**DIRECTIONS FOR THIS TASK:** Write the data out again, character for character, with no images.

**SUPPLIED DATA:**
>>

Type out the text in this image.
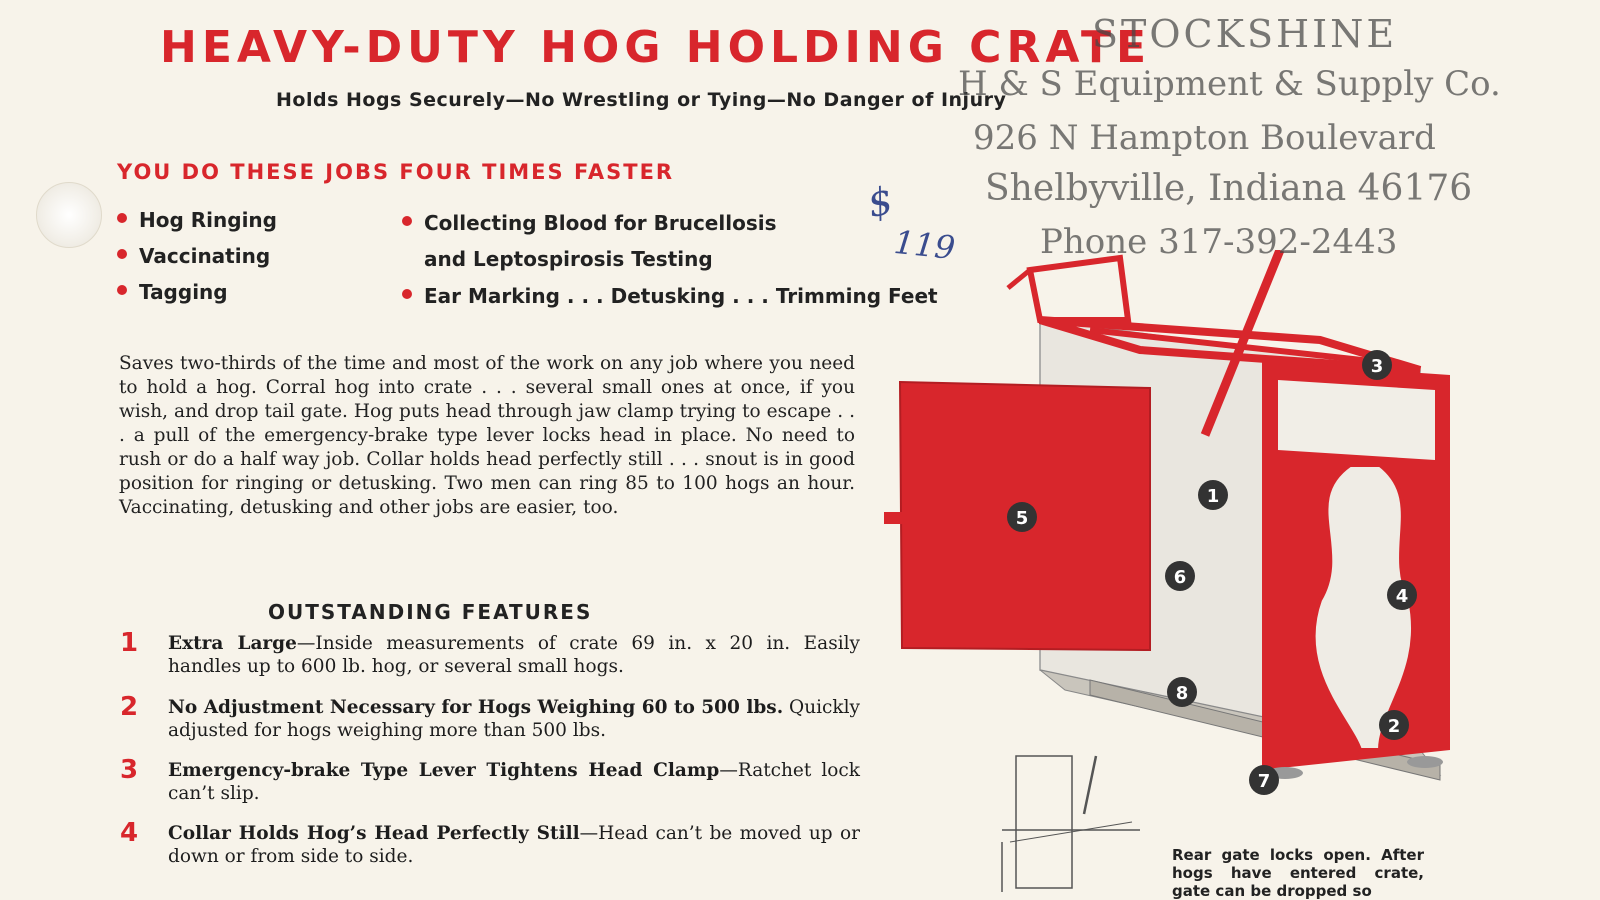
HEAVY-DUTY HOG HOLDING CRATE
Holds Hogs Securely—No Wrestling or Tying—No Danger of Injury
YOU DO THESE JOBS FOUR TIMES FASTER
Hog Ringing
Vaccinating
Tagging
Collecting Blood for Brucellosis
and Leptospirosis Testing
Ear Marking . . . Detusking . . . Trimming Feet
$
119
Saves two-thirds of the time and most of the work on any job where you need to hold a hog. Corral hog into crate . . . several small ones at once, if you wish, and drop tail gate. Hog puts head through jaw clamp trying to escape . . . a pull of the emergency-brake type lever locks head in place. No need to rush or do a half way job. Collar holds head perfectly still . . . snout is in good position for ringing or detusking. Two men can ring 85 to 100 hogs an hour. Vaccinating, detusking and other jobs are easier, too.
OUTSTANDING FEATURES
1 Extra Large—Inside measurements of crate 69 in. x 20 in. Easily handles up to 600 lb. hog, or several small hogs.
2 No Adjustment Necessary for Hogs Weighing 60 to 500 lbs. Quickly adjusted for hogs weighing more than 500 lbs.
3 Emergency-brake Type Lever Tightens Head Clamp—Ratchet lock can’t slip.
4 Collar Holds Hog’s Head Perfectly Still—Head can’t be moved up or down or from side to side.
1
2
3
4
5
6
7
8
Rear gate locks open. After hogs have entered crate, gate can be dropped so
STOCKSHINE
H & S Equipment & Supply Co.
926 N Hampton Boulevard
Shelbyville, Indiana 46176
Phone 317-392-2443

<<

**COMPLETE OUTPUT:**
Type out the text in this image.
HEAVY-DUTY HOG HOLDING CRATE
Holds Hogs Securely—No Wrestling or Tying—No Danger of Injury
YOU DO THESE JOBS FOUR TIMES FASTER
Hog Ringing
Vaccinating
Tagging
Collecting Blood for Brucellosis
and Leptospirosis Testing
Ear Marking . . . Detusking . . . Trimming Feet
$
119
Saves two-thirds of the time and most of the work on any job where you need to hold a hog. Corral hog into crate . . . several small ones at once, if you wish, and drop tail gate. Hog puts head through jaw clamp trying to escape . . . a pull of the emergency-brake type lever locks head in place. No need to rush or do a half way job. Collar holds head perfectly still . . . snout is in good position for ringing or detusking. Two men can ring 85 to 100 hogs an hour. Vaccinating, detusking and other jobs are easier, too.
OUTSTANDING FEATURES
1 Extra Large—Inside measurements of crate 69 in. x 20 in. Easily handles up to 600 lb. hog, or several small hogs.
2 No Adjustment Necessary for Hogs Weighing 60 to 500 lbs. Quickly adjusted for hogs weighing more than 500 lbs.
3 Emergency-brake Type Lever Tightens Head Clamp—Ratchet lock can’t slip.
4 Collar Holds Hog’s Head Perfectly Still—Head can’t be moved up or down or from side to side.
1
2
3
4
5
6
7
8
Rear gate locks open. After hogs have entered crate, gate can be dropped so
STOCKSHINE
H & S Equipment & Supply Co.
926 N Hampton Boulevard
Shelbyville, Indiana 46176
Phone 317-392-2443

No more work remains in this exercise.